Transcribe every line exactly. Leave the pictures behind.

Stored items
==============================

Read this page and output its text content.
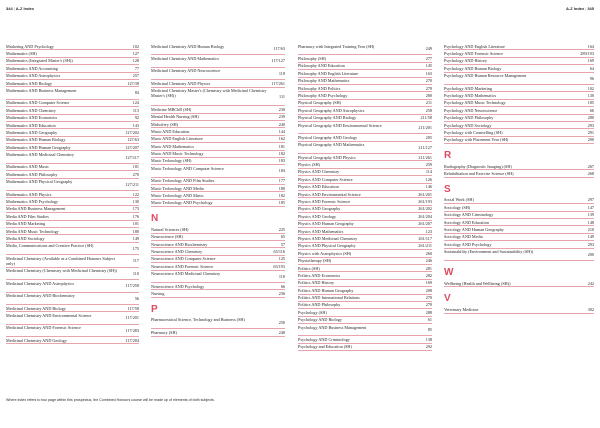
344|A-Z Index	A-Z Index|345
Marketing AND Psychology	102
Mathematics (SH)	127
Mathematics (Integrated Master's (SH))	128
Mathematics AND Accounting	77
Mathematics AND Astrophysics	257
Mathematics AND Biology	127/38
Mathematics AND Business Management	84
Mathematics AND Computer Science	124
Mathematics AND Chemistry	113
Mathematics AND Economics	92
Mathematics AND Education	143
Mathematics AND Geography	127/202
Mathematics AND Human Biology	127/63
Mathematics AND Human Geography	127/207
Mathematics AND Medicinal Chemistry	127/117
Mathematics AND Music	181
Mathematics AND Philosophy	270
Mathematics AND Physical Geography	127/211
Mathematics AND Physics	122
Mathematics AND Psychology	130
Media AND Business Management	173
Media AND Film Studies	176
Media AND Marketing	101
Media AND Music Technology	180
Media AND Sociology	149
Media, Communications and Creative Practice (SH)	175
Medicinal Chemistry (Available as a Combined Honours Subject only)
117
Medicinal Chemistry (Chemistry with Medicinal Chemistry (SH))	110
Medicinal Chemistry AND Astrophysics	117/258
Medicinal Chemistry AND Biochemistry	56
Medicinal Chemistry AND Biology	117/58
Medicinal Chemistry AND Environmental Science	117/201
Medicinal Chemistry AND Forensic Science	117/283
Medicinal Chemistry AND Geology	117/204
Medicinal Chemistry AND Human Biology	117/63
Medicinal Chemistry AND Mathematics	117/127
Medicinal Chemistry AND Neuroscience	118
Medicinal Chemistry AND Physics	117/261
Medicinal Chemistry Master's (Chemistry with Medicinal Chemistry Master's (SH))	111
Medicine MBChB (SH)	230
Mental Health Nursing (SH)	239
Midwifery (SH)	240
Music AND Education	144
Music AND English Literature	162
Music AND Mathematics	181
Music AND Music Technology	182
Music Technology (SH)	183
Music Technology AND Computer Science	184
Music Technology AND Film Studies	177
Music Technology AND Media	180
Music Technology AND Music	182
Music Technology AND Psychology	185
N
Natural Sciences (SH)	225
Neuroscience (SH)	65
Neuroscience AND Biochemistry	57
Neuroscience AND Chemistry	65/116
Neuroscience AND Computer Science	125
Neuroscience AND Forensic Science	65/193
Neuroscience AND Medicinal Chemistry	118
Neuroscience AND Psychology	66
Nursing	236
P
Pharmaceutical Science, Technology and Business (SH)	250
Pharmacy (SH)	248
Pharmacy with Integrated Training Year (SH)	249
Philosophy (SH)	277
Philosophy AND Education	145
Philosophy AND English Literature	163
Philosophy AND Mathematics	270
Philosophy AND Politics	279
Philosophy AND Psychology	280
Physical Geography (SH)	211
Physical Geography AND Astrophysics	258
Physical Geography AND Biology	211/58
Physical Geography AND Environmental Science	211/201
Physical Geography AND Geology	205
Physical Geography AND Mathematics	211/127
Physical Geography AND Physics	211/261
Physics (SH)	259
Physics AND Chemistry	114
Physics AND Computer Science	126
Physics AND Education	146
Physics AND Environmental Science	261/201
Physics AND Forensic Science	261/193
Physics AND Geography	261/202
Physics AND Geology	261/204
Physics AND Human Geography	261/207
Physics AND Mathematics	123
Physics AND Medicinal Chemistry	261/117
Physics AND Physical Geography	261/211
Physics with Astrophysics (SH)	260
Physiotherapy (SH)	246
Politics (SH)	281
Politics AND Economics	282
Politics AND History	169
Politics AND Human Geography	208
Politics AND International Relations	270
Politics AND Philosophy	279
Psychology (SH)	288
Psychology AND Biology	61
Psychology AND Business Management	85
Psychology AND Criminology	138
Psychology and Education (SH)	292
Psychology AND English Literature	164
Psychology AND Forensic Science	289/193
Psychology AND History	169
Psychology AND Human Biology	64
Psychology AND Human Resource Management	96
Psychology AND Marketing	102
Psychology AND Mathematics	130
Psychology AND Music Technology	185
Psychology AND Neuroscience	66
Psychology AND Philosophy	280
Psychology AND Sociology	293
Psychology with Counselling (SH)	291
Psychology with Placement Year (SH)	290
R
Radiography (Diagnostic Imaging) (SH)	267
Rehabilitation and Exercise Science (SH)	268
S
Social Work (SH)	297
Sociology (SH)	147
Sociology AND Criminology	139
Sociology AND Education	148
Sociology AND Human Geography	210
Sociology AND Media	149
Sociology AND Psychology	293
Sustainability (Environment and Sustainability (SH))	200
W
Wellbeing (Health and Wellbeing (SH))	242
V
Veterinary Medicine	302
Where index refers to two page within this prospectus, the Combined Honours course will be made up of elements of both subjects.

==============================

■ **Task solution**
Read this page and output its text content.
344|A-Z Index	A-Z Index|345
Marketing AND Psychology	102
Mathematics (SH)	127
Mathematics (Integrated Master's (SH))	128
Mathematics AND Accounting	77
Mathematics AND Astrophysics	257
Mathematics AND Biology	127/38
Mathematics AND Business Management	84
Mathematics AND Computer Science	124
Mathematics AND Chemistry	113
Mathematics AND Economics	92
Mathematics AND Education	143
Mathematics AND Geography	127/202
Mathematics AND Human Biology	127/63
Mathematics AND Human Geography	127/207
Mathematics AND Medicinal Chemistry	127/117
Mathematics AND Music	181
Mathematics AND Philosophy	270
Mathematics AND Physical Geography	127/211
Mathematics AND Physics	122
Mathematics AND Psychology	130
Media AND Business Management	173
Media AND Film Studies	176
Media AND Marketing	101
Media AND Music Technology	180
Media AND Sociology	149
Media, Communications and Creative Practice (SH)	175
Medicinal Chemistry (Available as a Combined Honours Subject only)
117
Medicinal Chemistry (Chemistry with Medicinal Chemistry (SH))	110
Medicinal Chemistry AND Astrophysics	117/258
Medicinal Chemistry AND Biochemistry	56
Medicinal Chemistry AND Biology	117/58
Medicinal Chemistry AND Environmental Science	117/201
Medicinal Chemistry AND Forensic Science	117/283
Medicinal Chemistry AND Geology	117/204
Medicinal Chemistry AND Human Biology	117/63
Medicinal Chemistry AND Mathematics	117/127
Medicinal Chemistry AND Neuroscience	118
Medicinal Chemistry AND Physics	117/261
Medicinal Chemistry Master's (Chemistry with Medicinal Chemistry Master's (SH))	111
Medicine MBChB (SH)	230
Mental Health Nursing (SH)	239
Midwifery (SH)	240
Music AND Education	144
Music AND English Literature	162
Music AND Mathematics	181
Music AND Music Technology	182
Music Technology (SH)	183
Music Technology AND Computer Science	184
Music Technology AND Film Studies	177
Music Technology AND Media	180
Music Technology AND Music	182
Music Technology AND Psychology	185
N
Natural Sciences (SH)	225
Neuroscience (SH)	65
Neuroscience AND Biochemistry	57
Neuroscience AND Chemistry	65/116
Neuroscience AND Computer Science	125
Neuroscience AND Forensic Science	65/193
Neuroscience AND Medicinal Chemistry	118
Neuroscience AND Psychology	66
Nursing	236
P
Pharmaceutical Science, Technology and Business (SH)	250
Pharmacy (SH)	248
Pharmacy with Integrated Training Year (SH)	249
Philosophy (SH)	277
Philosophy AND Education	145
Philosophy AND English Literature	163
Philosophy AND Mathematics	270
Philosophy AND Politics	279
Philosophy AND Psychology	280
Physical Geography (SH)	211
Physical Geography AND Astrophysics	258
Physical Geography AND Biology	211/58
Physical Geography AND Environmental Science	211/201
Physical Geography AND Geology	205
Physical Geography AND Mathematics	211/127
Physical Geography AND Physics	211/261
Physics (SH)	259
Physics AND Chemistry	114
Physics AND Computer Science	126
Physics AND Education	146
Physics AND Environmental Science	261/201
Physics AND Forensic Science	261/193
Physics AND Geography	261/202
Physics AND Geology	261/204
Physics AND Human Geography	261/207
Physics AND Mathematics	123
Physics AND Medicinal Chemistry	261/117
Physics AND Physical Geography	261/211
Physics with Astrophysics (SH)	260
Physiotherapy (SH)	246
Politics (SH)	281
Politics AND Economics	282
Politics AND History	169
Politics AND Human Geography	208
Politics AND International Relations	270
Politics AND Philosophy	279
Psychology (SH)	288
Psychology AND Biology	61
Psychology AND Business Management	85
Psychology AND Criminology	138
Psychology and Education (SH)	292
Psychology AND English Literature	164
Psychology AND Forensic Science	289/193
Psychology AND History	169
Psychology AND Human Biology	64
Psychology AND Human Resource Management	96
Psychology AND Marketing	102
Psychology AND Mathematics	130
Psychology AND Music Technology	185
Psychology AND Neuroscience	66
Psychology AND Philosophy	280
Psychology AND Sociology	293
Psychology with Counselling (SH)	291
Psychology with Placement Year (SH)	290
R
Radiography (Diagnostic Imaging) (SH)	267
Rehabilitation and Exercise Science (SH)	268
S
Social Work (SH)	297
Sociology (SH)	147
Sociology AND Criminology	139
Sociology AND Education	148
Sociology AND Human Geography	210
Sociology AND Media	149
Sociology AND Psychology	293
Sustainability (Environment and Sustainability (SH))	200
W
Wellbeing (Health and Wellbeing (SH))	242
V
Veterinary Medicine	302
Where index refers to two page within this prospectus, the Combined Honours course will be made up of elements of both subjects.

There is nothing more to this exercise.